WHAT THE TASK ASKS: Copy all the data exactly, except the pictures.

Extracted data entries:
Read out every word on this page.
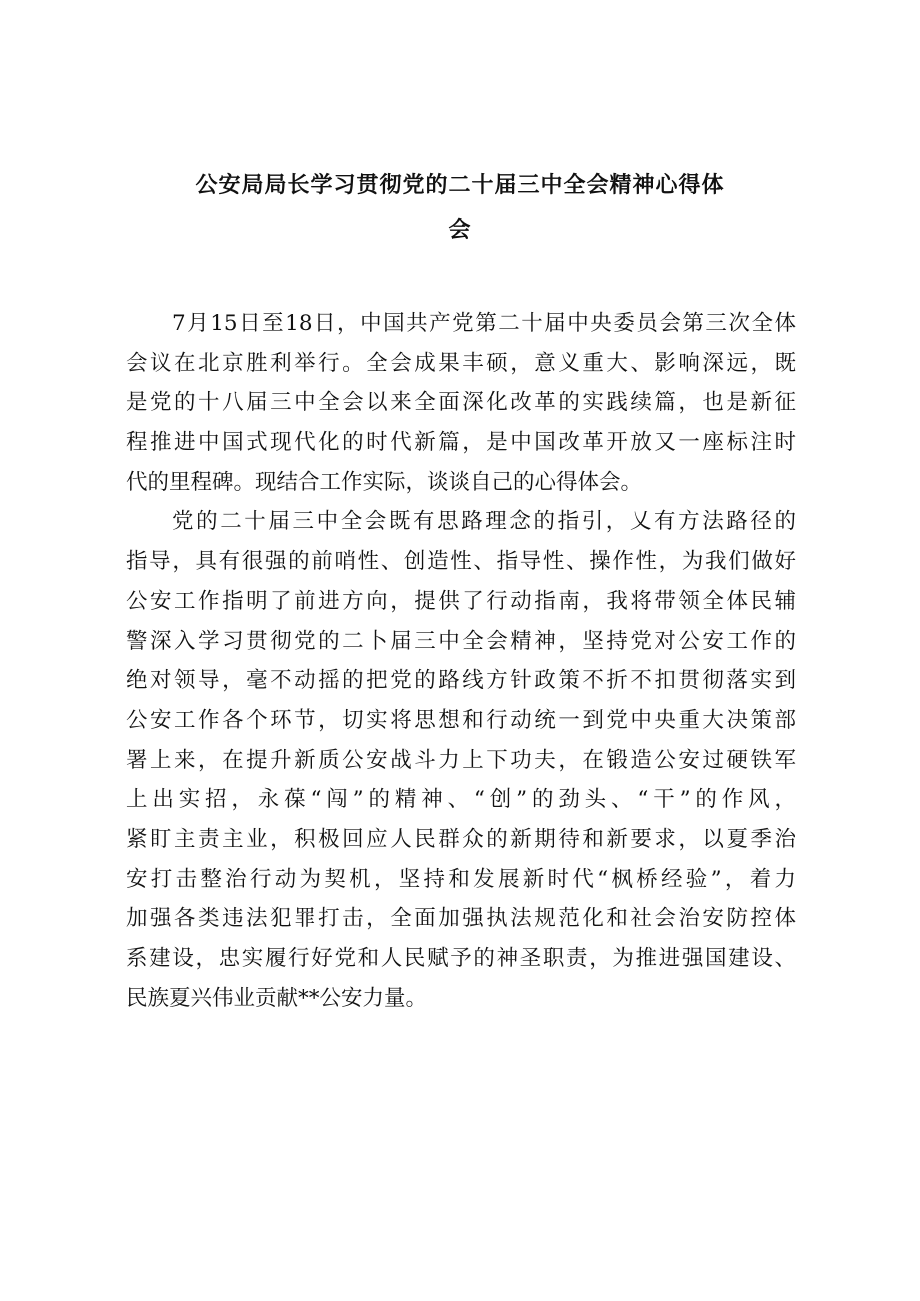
公安局局长学习贯彻党的二十届三中全会精神心得体
会
7月15日至18日，中国共产党第二十届中央委员会第三次全体
会议在北京胜利举行。全会成果丰硕，意义重大、影响深远，既
是党的十八届三中全会以来全面深化改革的实践续篇，也是新征
程推进中国式现代化的时代新篇，是中国改革开放又一座标注时
代的里程碑。现结合工作实际，谈谈自己的心得体会。
党的二十届三中全会既有思路理念的指引，乂有方法路径的
指导，具有很强的前哨性、创造性、指导性、操作性，为我们做好
公安工作指明了前进方向，提供了行动指南，我将带领全体民辅
警深入学习贯彻党的二卜届三中全会精神，坚持党对公安工作的
绝对领导，毫不动摇的把党的路线方针政策不折不扣贯彻落实到
公安工作各个环节，切实将思想和行动统一到党中央重大决策部
署上来，在提升新质公安战斗力上下功夫，在锻造公安过硬铁军
上出实招，永葆“闯”的精神、“创”的劲头、“干”的作风，
紧盯主责主业，积极回应人民群众的新期待和新要求，以夏季治
安打击整治行动为契机，坚持和发展新时代“枫桥经验”，着力
加强各类违法犯罪打击，全面加强执法规范化和社会治安防控体
系建设，忠实履行好党和人民赋予的神圣职责，为推进强国建设、
民族夏兴伟业贡献**公安力量。
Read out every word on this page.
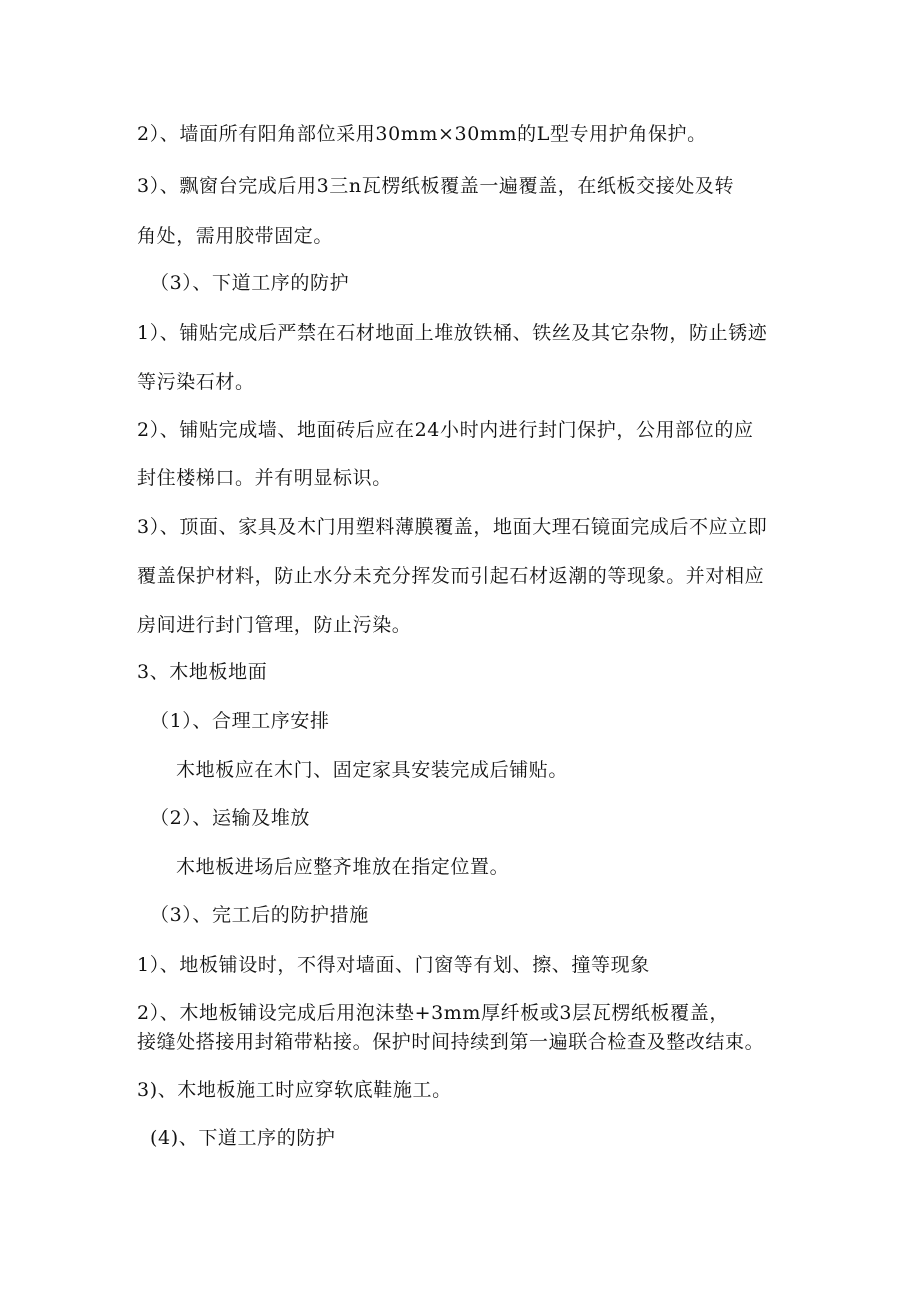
2）、墙面所有阳角部位采用30mm×30mm的L型专用护角保护。
3）、飘窗台完成后用3三n瓦楞纸板覆盖一遍覆盖，在纸板交接处及转
角处，需用胶带固定。
（3）、下道工序的防护
1）、铺贴完成后严禁在石材地面上堆放铁桶、铁丝及其它杂物，防止锈迹
等污染石材。
2）、铺贴完成墙、地面砖后应在24小时内进行封门保护，公用部位的应
封住楼梯口。并有明显标识。
3）、顶面、家具及木门用塑料薄膜覆盖，地面大理石镜面完成后不应立即
覆盖保护材料，防止水分未充分挥发而引起石材返潮的等现象。并对相应
房间进行封门管理，防止污染。
3、木地板地面
（1）、合理工序安排
木地板应在木门、固定家具安装完成后铺贴。
（2）、运输及堆放
木地板进场后应整齐堆放在指定位置。
（3）、完工后的防护措施
1）、地板铺设时，不得对墙面、门窗等有划、擦、撞等现象
2）、木地板铺设完成后用泡沫垫+3mm厚纤板或3层瓦楞纸板覆盖，
接缝处搭接用封箱带粘接。保护时间持续到第一遍联合检查及整改结束。
3)、木地板施工时应穿软底鞋施工。
(4)、下道工序的防护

ANSWER TO THIS TASK:
Read out every word on this page.
公安局局长学习贯彻党的二十届三中全会精神心得体
会
7月15日至18日，中国共产党第二十届中央委员会第三次全体
会议在北京胜利举行。全会成果丰硕，意义重大、影响深远，既
是党的十八届三中全会以来全面深化改革的实践续篇，也是新征
程推进中国式现代化的时代新篇，是中国改革开放又一座标注时
代的里程碑。现结合工作实际，谈谈自己的心得体会。
党的二十届三中全会既有思路理念的指引，乂有方法路径的
指导，具有很强的前哨性、创造性、指导性、操作性，为我们做好
公安工作指明了前进方向，提供了行动指南，我将带领全体民辅
警深入学习贯彻党的二卜届三中全会精神，坚持党对公安工作的
绝对领导，毫不动摇的把党的路线方针政策不折不扣贯彻落实到
公安工作各个环节，切实将思想和行动统一到党中央重大决策部
署上来，在提升新质公安战斗力上下功夫，在锻造公安过硬铁军
上出实招，永葆“闯”的精神、“创”的劲头、“干”的作风，
紧盯主责主业，积极回应人民群众的新期待和新要求，以夏季治
安打击整治行动为契机，坚持和发展新时代“枫桥经验”，着力
加强各类违法犯罪打击，全面加强执法规范化和社会治安防控体
系建设，忠实履行好党和人民赋予的神圣职责，为推进强国建设、
民族夏兴伟业贡献**公安力量。
Read out every word on this page.
2）、墙面所有阳角部位采用30mm×30mm的L型专用护角保护。
3）、飘窗台完成后用3三n瓦楞纸板覆盖一遍覆盖，在纸板交接处及转
角处，需用胶带固定。
（3）、下道工序的防护
1）、铺贴完成后严禁在石材地面上堆放铁桶、铁丝及其它杂物，防止锈迹
等污染石材。
2）、铺贴完成墙、地面砖后应在24小时内进行封门保护，公用部位的应
封住楼梯口。并有明显标识。
3）、顶面、家具及木门用塑料薄膜覆盖，地面大理石镜面完成后不应立即
覆盖保护材料，防止水分未充分挥发而引起石材返潮的等现象。并对相应
房间进行封门管理，防止污染。
3、木地板地面
（1）、合理工序安排
木地板应在木门、固定家具安装完成后铺贴。
（2）、运输及堆放
木地板进场后应整齐堆放在指定位置。
（3）、完工后的防护措施
1）、地板铺设时，不得对墙面、门窗等有划、擦、撞等现象
2）、木地板铺设完成后用泡沫垫+3mm厚纤板或3层瓦楞纸板覆盖，
接缝处搭接用封箱带粘接。保护时间持续到第一遍联合检查及整改结束。
3)、木地板施工时应穿软底鞋施工。
(4)、下道工序的防护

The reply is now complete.